■ WHAT THE EXERCISE ASKS ■
Copy the data that follows exactly. Include no pictures.

■ GIVEN RECORDS ■
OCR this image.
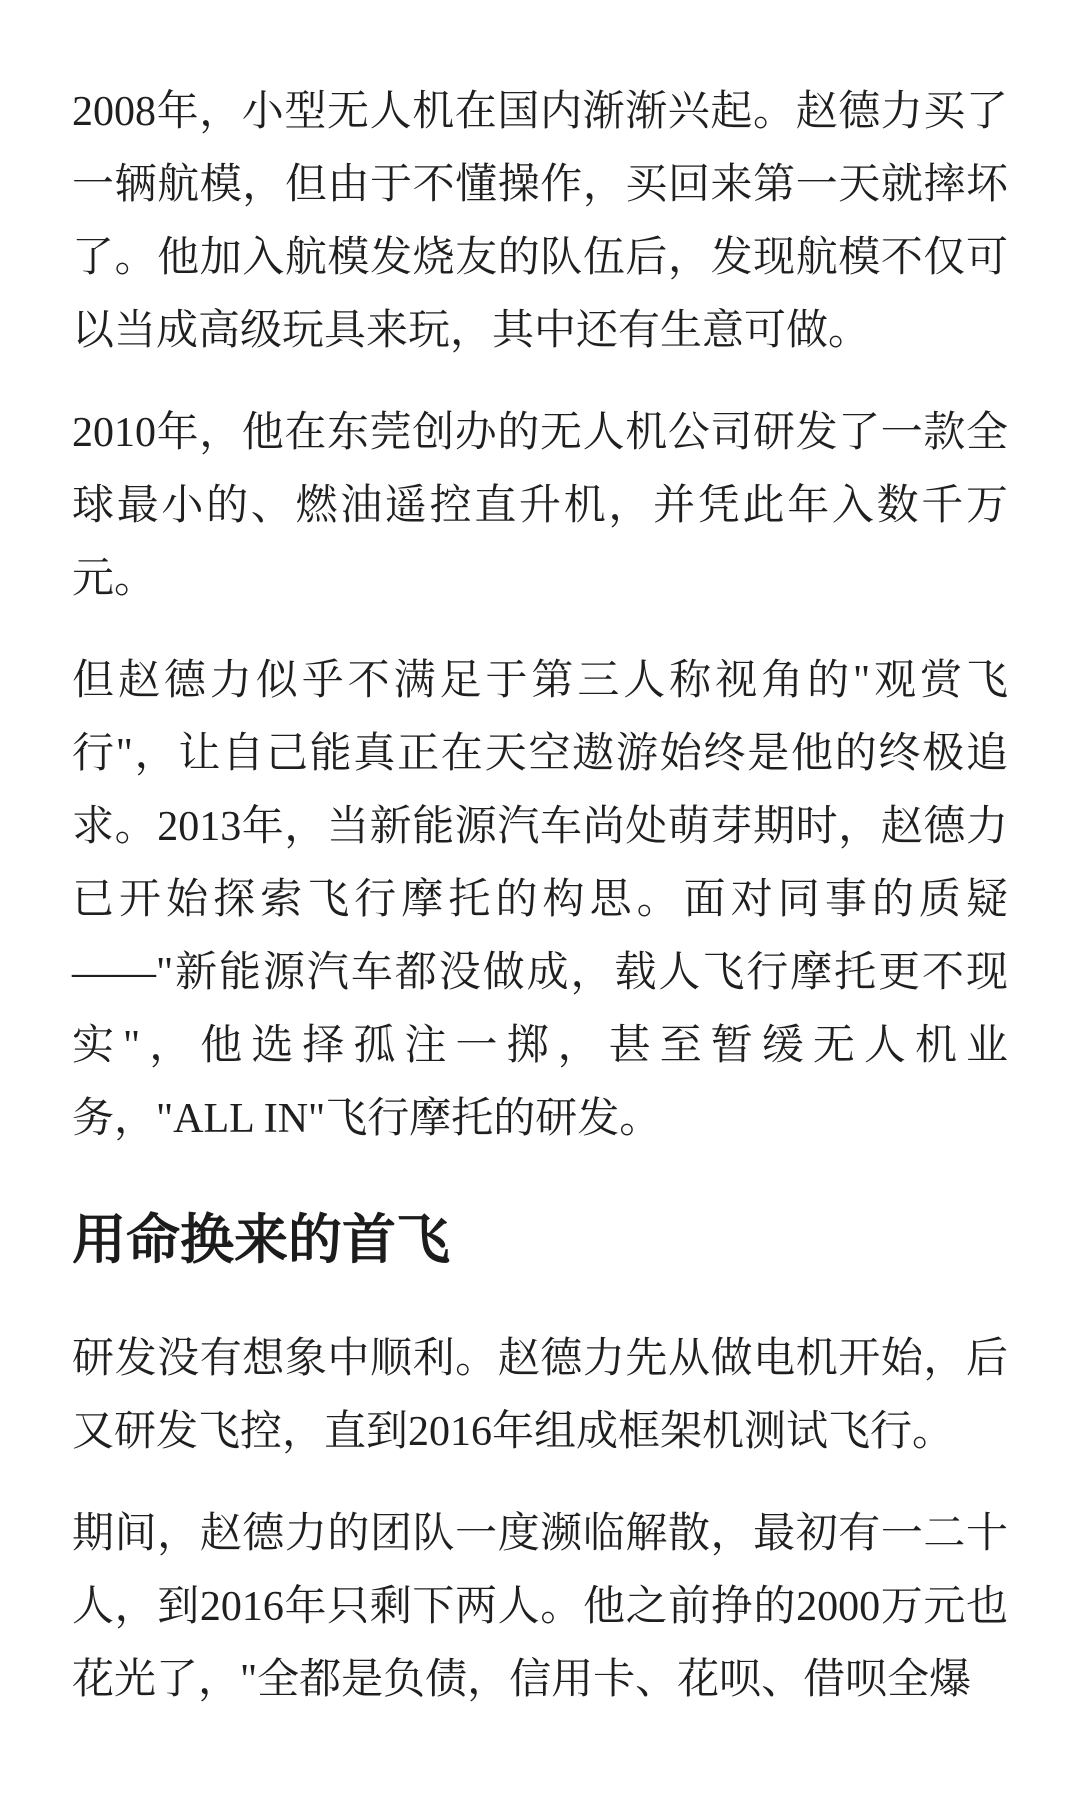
2008年，小型无人机在国内渐渐兴起。赵德力买了一辆航模，但由于不懂操作，买回来第一天就摔坏了。他加入航模发烧友的队伍后，发现航模不仅可以当成高级玩具来玩，其中还有生意可做。

2010年，他在东莞创办的无人机公司研发了一款全球最小的、燃油遥控直升机，并凭此年入数千万元。

但赵德力似乎不满足于第三人称视角的"观赏飞行"，让自己能真正在天空遨游始终是他的终极追求。2013年，当新能源汽车尚处萌芽期时，赵德力已开始探索飞行摩托的构思。面对同事的质疑——"新能源汽车都没做成，载人飞行摩托更不现实"，他选择孤注一掷，甚至暂缓无人机业务，"ALL IN"飞行摩托的研发。

用命换来的首飞

研发没有想象中顺利。赵德力先从做电机开始，后又研发飞控，直到2016年组成框架机测试飞行。

期间，赵德力的团队一度濒临解散，最初有一二十人，到2016年只剩下两人。他之前挣的2000万元也花光了，"全都是负债，信用卡、花呗、借呗全爆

■ SOLVED PROBLEM ■
OCR this image.
2008年，小型无人机在国内渐渐兴起。赵德力买了一辆航模，但由于不懂操作，买回来第一天就摔坏了。他加入航模发烧友的队伍后，发现航模不仅可以当成高级玩具来玩，其中还有生意可做。

2010年，他在东莞创办的无人机公司研发了一款全球最小的、燃油遥控直升机，并凭此年入数千万元。

但赵德力似乎不满足于第三人称视角的"观赏飞行"，让自己能真正在天空遨游始终是他的终极追求。2013年，当新能源汽车尚处萌芽期时，赵德力已开始探索飞行摩托的构思。面对同事的质疑——"新能源汽车都没做成，载人飞行摩托更不现实"，他选择孤注一掷，甚至暂缓无人机业务，"ALL IN"飞行摩托的研发。

用命换来的首飞

研发没有想象中顺利。赵德力先从做电机开始，后又研发飞控，直到2016年组成框架机测试飞行。

期间，赵德力的团队一度濒临解散，最初有一二十人，到2016年只剩下两人。他之前挣的2000万元也花光了，"全都是负债，信用卡、花呗、借呗全爆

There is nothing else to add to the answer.